Given records —

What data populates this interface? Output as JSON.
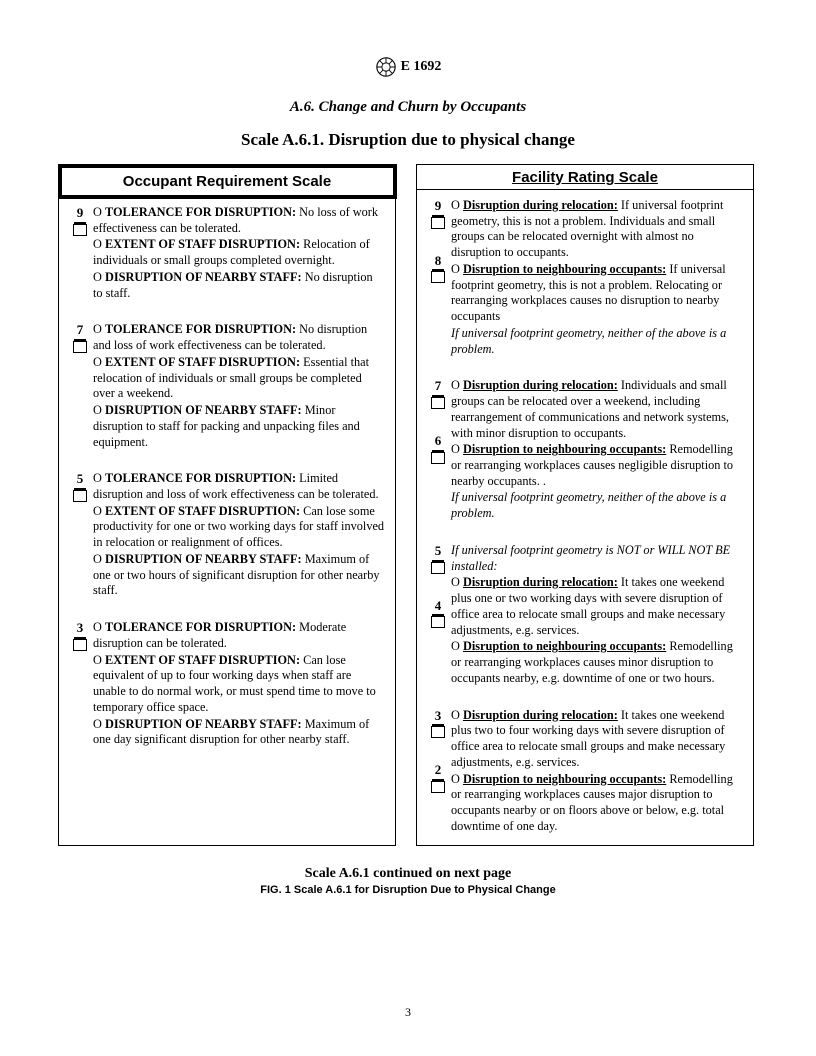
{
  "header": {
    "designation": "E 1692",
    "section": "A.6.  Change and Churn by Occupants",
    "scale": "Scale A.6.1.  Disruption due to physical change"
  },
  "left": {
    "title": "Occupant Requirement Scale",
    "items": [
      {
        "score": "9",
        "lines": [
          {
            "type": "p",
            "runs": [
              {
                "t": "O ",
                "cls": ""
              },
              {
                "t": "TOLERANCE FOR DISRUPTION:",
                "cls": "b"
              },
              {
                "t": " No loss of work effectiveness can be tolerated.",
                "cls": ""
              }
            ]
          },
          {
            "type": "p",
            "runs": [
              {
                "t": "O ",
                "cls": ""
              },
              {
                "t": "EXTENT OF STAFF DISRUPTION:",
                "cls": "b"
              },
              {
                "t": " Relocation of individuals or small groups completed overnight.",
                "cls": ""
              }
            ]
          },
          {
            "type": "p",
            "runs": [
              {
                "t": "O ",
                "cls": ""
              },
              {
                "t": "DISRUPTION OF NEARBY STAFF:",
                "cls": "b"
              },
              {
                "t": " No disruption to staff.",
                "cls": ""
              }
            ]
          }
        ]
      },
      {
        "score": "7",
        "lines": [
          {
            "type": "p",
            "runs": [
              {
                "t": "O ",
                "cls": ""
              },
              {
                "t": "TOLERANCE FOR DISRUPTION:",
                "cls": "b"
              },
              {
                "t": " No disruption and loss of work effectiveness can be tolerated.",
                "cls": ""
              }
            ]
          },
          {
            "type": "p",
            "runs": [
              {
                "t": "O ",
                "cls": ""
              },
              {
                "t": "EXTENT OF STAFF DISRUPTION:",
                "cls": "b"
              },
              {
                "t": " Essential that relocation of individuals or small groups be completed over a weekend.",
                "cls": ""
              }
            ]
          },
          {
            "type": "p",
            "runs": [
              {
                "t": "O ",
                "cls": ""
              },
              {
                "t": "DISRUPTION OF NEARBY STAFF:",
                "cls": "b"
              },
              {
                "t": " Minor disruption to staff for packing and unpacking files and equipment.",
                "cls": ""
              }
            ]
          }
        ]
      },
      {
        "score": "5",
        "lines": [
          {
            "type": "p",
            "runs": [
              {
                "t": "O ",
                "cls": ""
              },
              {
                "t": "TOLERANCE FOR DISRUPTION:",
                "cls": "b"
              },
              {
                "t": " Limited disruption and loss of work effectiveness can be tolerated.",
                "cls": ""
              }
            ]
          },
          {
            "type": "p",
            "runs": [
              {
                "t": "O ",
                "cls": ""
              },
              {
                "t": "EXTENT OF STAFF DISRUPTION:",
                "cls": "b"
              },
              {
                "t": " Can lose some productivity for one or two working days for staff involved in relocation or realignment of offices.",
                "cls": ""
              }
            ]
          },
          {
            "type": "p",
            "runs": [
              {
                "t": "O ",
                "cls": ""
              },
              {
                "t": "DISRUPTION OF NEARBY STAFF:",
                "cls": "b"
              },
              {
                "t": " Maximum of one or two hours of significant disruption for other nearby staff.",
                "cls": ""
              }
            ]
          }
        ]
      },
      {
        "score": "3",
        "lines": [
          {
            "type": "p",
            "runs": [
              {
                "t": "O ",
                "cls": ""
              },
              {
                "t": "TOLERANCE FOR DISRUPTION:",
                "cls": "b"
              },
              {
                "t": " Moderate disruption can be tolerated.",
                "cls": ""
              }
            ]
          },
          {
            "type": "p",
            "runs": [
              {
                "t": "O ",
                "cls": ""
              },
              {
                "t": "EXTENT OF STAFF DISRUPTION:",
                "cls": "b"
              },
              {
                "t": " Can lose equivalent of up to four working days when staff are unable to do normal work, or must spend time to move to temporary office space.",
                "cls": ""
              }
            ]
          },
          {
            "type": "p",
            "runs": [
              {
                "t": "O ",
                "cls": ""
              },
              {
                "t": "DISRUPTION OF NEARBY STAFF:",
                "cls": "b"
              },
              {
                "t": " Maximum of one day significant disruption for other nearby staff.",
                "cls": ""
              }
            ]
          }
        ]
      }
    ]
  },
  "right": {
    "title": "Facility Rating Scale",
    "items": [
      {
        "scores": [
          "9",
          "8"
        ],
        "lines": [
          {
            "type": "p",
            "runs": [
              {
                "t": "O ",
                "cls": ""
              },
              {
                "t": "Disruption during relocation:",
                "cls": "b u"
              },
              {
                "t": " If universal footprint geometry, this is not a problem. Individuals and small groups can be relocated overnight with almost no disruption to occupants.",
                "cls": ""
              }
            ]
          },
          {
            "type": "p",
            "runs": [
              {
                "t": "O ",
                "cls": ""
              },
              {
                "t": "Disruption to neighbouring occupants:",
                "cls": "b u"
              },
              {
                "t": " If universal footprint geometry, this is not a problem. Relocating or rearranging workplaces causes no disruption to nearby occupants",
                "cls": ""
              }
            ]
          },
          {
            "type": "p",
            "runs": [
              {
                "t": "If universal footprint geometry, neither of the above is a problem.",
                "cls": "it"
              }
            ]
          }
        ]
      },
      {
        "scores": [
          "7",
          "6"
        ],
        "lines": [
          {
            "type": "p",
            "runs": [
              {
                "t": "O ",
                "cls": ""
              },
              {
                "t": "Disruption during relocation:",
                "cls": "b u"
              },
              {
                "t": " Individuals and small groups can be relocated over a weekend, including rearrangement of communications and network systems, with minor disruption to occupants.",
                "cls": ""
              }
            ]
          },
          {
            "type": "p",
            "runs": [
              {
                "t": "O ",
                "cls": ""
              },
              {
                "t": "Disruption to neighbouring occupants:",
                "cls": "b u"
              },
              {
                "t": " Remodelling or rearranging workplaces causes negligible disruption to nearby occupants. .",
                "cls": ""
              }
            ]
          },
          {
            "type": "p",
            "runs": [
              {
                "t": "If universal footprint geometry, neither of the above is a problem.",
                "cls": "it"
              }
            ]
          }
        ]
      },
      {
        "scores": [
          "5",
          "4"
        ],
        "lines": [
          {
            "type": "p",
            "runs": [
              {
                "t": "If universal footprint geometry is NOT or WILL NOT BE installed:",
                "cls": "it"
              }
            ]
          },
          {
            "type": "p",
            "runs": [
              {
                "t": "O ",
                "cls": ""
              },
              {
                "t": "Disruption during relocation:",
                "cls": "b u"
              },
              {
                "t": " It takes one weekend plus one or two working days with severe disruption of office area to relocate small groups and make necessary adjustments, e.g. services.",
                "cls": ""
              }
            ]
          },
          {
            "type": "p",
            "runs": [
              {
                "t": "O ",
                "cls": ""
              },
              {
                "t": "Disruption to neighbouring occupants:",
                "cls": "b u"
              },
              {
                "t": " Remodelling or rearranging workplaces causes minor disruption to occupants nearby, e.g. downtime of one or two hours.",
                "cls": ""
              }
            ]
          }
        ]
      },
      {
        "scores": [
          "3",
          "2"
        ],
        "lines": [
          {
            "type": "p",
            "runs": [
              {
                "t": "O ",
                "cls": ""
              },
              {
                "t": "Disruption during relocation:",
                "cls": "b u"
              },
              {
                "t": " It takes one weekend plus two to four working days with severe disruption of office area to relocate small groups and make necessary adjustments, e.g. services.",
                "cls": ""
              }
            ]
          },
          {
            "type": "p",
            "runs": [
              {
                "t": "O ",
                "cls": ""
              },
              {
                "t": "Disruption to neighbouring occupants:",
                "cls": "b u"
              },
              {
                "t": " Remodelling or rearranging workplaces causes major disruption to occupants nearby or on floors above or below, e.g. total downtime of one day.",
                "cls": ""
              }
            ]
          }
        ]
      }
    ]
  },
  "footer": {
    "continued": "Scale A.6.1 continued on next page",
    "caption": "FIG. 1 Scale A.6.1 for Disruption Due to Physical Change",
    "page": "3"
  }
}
==
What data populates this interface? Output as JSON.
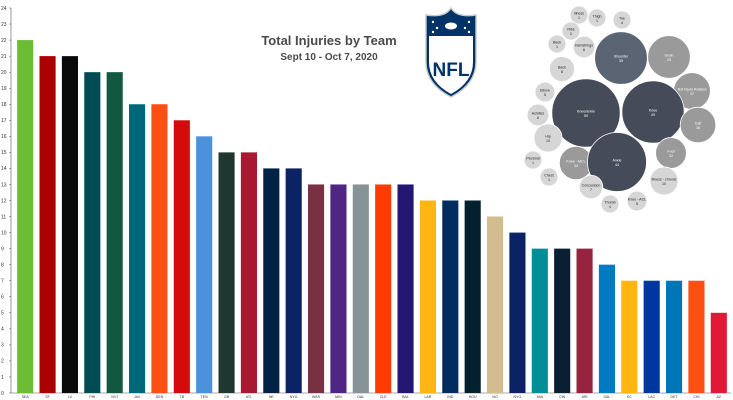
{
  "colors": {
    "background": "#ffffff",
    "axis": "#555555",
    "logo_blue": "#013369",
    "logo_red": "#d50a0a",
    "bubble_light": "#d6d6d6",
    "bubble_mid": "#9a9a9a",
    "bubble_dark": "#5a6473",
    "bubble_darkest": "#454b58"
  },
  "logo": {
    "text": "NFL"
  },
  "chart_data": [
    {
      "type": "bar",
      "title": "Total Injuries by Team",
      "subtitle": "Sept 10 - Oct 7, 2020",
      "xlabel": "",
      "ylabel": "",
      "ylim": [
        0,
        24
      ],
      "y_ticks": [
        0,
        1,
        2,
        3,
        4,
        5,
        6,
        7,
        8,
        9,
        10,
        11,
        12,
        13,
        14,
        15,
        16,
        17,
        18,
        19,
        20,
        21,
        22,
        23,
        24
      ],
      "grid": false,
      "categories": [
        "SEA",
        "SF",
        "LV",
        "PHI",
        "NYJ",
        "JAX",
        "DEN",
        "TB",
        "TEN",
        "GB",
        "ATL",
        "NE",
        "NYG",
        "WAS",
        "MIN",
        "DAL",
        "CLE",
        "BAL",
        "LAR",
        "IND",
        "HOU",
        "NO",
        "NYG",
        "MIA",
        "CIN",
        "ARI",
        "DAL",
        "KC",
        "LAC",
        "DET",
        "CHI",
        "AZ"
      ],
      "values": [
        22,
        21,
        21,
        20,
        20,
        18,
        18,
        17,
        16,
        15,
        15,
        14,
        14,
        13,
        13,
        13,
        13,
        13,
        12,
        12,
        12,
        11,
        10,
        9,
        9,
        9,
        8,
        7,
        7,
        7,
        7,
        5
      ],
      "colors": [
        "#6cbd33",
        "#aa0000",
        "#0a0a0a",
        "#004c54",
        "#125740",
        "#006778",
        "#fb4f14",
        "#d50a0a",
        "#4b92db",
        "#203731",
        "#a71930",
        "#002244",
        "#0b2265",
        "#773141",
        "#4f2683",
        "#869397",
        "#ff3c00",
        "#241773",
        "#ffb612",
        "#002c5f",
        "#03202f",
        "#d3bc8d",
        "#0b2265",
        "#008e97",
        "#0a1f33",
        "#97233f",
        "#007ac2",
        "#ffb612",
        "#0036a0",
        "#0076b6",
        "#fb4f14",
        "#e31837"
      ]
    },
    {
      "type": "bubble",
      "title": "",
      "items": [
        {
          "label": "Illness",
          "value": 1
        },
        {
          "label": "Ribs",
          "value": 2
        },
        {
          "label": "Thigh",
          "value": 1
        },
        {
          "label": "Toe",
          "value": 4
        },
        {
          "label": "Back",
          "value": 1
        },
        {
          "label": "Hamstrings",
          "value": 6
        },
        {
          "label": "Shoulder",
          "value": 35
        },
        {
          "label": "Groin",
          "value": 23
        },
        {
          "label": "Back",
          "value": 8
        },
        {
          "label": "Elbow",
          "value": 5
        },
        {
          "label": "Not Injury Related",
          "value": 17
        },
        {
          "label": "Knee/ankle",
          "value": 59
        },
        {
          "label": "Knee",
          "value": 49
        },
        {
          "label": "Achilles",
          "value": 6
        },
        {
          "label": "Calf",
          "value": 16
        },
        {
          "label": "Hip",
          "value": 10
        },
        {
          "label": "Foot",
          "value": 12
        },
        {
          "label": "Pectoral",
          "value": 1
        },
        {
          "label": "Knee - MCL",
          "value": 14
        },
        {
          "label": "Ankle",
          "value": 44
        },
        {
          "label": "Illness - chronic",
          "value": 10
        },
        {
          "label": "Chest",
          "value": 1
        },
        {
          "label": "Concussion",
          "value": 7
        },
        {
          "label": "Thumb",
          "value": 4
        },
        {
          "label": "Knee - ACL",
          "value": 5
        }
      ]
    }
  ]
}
* * *
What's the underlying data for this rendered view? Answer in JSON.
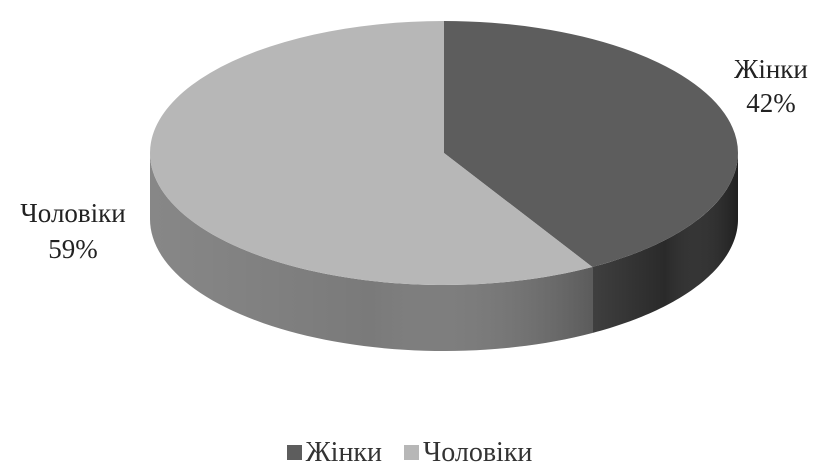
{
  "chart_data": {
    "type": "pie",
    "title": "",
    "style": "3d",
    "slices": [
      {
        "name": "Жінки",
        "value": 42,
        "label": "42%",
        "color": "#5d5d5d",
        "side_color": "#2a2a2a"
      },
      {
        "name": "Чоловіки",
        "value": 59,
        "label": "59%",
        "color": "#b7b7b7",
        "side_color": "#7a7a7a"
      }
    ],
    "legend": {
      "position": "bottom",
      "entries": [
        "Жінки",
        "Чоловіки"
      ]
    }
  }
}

What to produce — Pull every line containing the word "days" out of the material.

Correct response —
                "t": " Can lose some productivity for one or two working days for staff involved in relocation or realignment of offices.",
                "t": " Can lose equivalent of up to four working days when staff are unable to do normal work, or must spend time to move to temporary office space.",
                "t": " It takes one weekend plus one or two working days with severe disruption of office area to relocate small groups and make necessary adjustments, e.g. services.",
                "t": " It takes one weekend plus two to four working days with severe disruption of office area to relocate small groups and make necessary adjustments, e.g. services.",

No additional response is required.